TASK DESCRIPTION:
Exactly reproduce the lines from the line bearing "Read all visible" through the end of the listing, inclusive of both; pictures are to be omitted.

DATA FOR PROCESSING:

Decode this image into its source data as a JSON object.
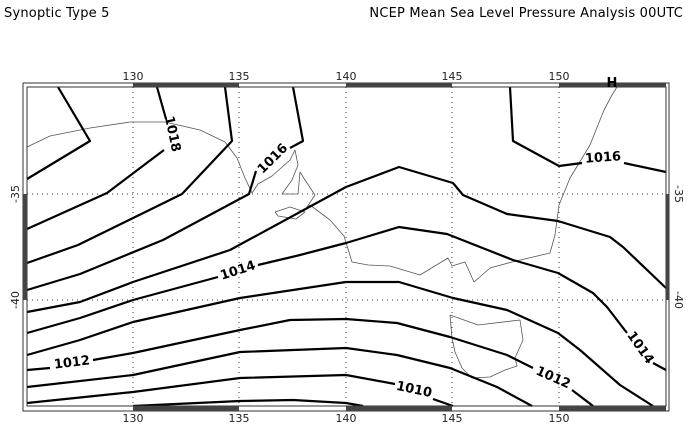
{
  "header": {
    "left_title": "Synoptic Type 5",
    "right_title": "NCEP Mean Sea Level Pressure Analysis 00UTC"
  },
  "map": {
    "lon_ticks": [
      "130",
      "135",
      "140",
      "145",
      "150"
    ],
    "lat_ticks": [
      "-35",
      "-40"
    ],
    "high_marker": "H",
    "contour_labels": {
      "l1018": "1018",
      "l1016a": "1016",
      "l1016b": "1016",
      "l1014a": "1014",
      "l1014b": "1014",
      "l1012a": "1012",
      "l1012b": "1012",
      "l1010": "1010"
    },
    "colors": {
      "contour": "#000000",
      "coast": "#555555",
      "frame_dark": "#444444"
    }
  }
}
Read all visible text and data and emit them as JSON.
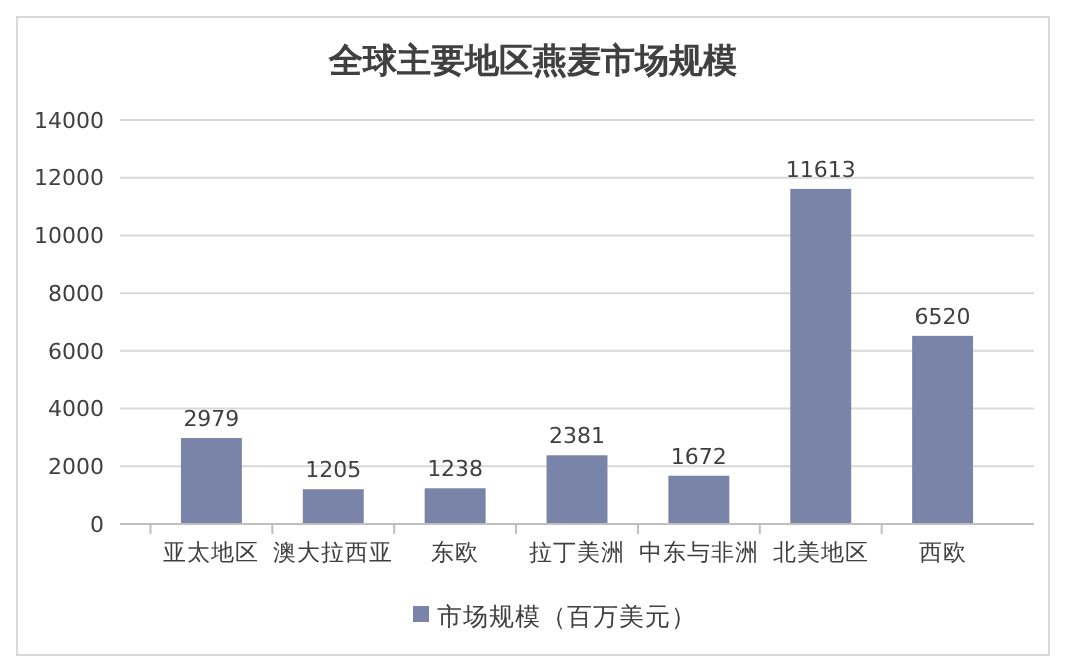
{
  "chart_data": {
    "type": "bar",
    "title": "全球主要地区燕麦市场规模",
    "categories": [
      "亚太地区",
      "澳大拉西亚",
      "东欧",
      "拉丁美洲",
      "中东与非洲",
      "北美地区",
      "西欧"
    ],
    "series": [
      {
        "name": "市场规模（百万美元）",
        "color": "#7a84a8",
        "values": [
          2979,
          1205,
          1238,
          2381,
          1672,
          11613,
          6520
        ]
      }
    ],
    "ylim": [
      0,
      14000
    ],
    "yticks": [
      0,
      2000,
      4000,
      6000,
      8000,
      10000,
      12000,
      14000
    ],
    "grid": "y",
    "legend": "bottom",
    "data_labels": true
  }
}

ANSWER TO THE PROBLEM:
Read all visible text and data and emit them as JSON.
{
  "chart_data": {
    "type": "bar",
    "title": "全球主要地区燕麦市场规模",
    "categories": [
      "亚太地区",
      "澳大拉西亚",
      "东欧",
      "拉丁美洲",
      "中东与非洲",
      "北美地区",
      "西欧"
    ],
    "series": [
      {
        "name": "市场规模（百万美元）",
        "color": "#7a84a8",
        "values": [
          2979,
          1205,
          1238,
          2381,
          1672,
          11613,
          6520
        ]
      }
    ],
    "ylim": [
      0,
      14000
    ],
    "yticks": [
      0,
      2000,
      4000,
      6000,
      8000,
      10000,
      12000,
      14000
    ],
    "grid": "y",
    "legend": "bottom",
    "data_labels": true
  }
}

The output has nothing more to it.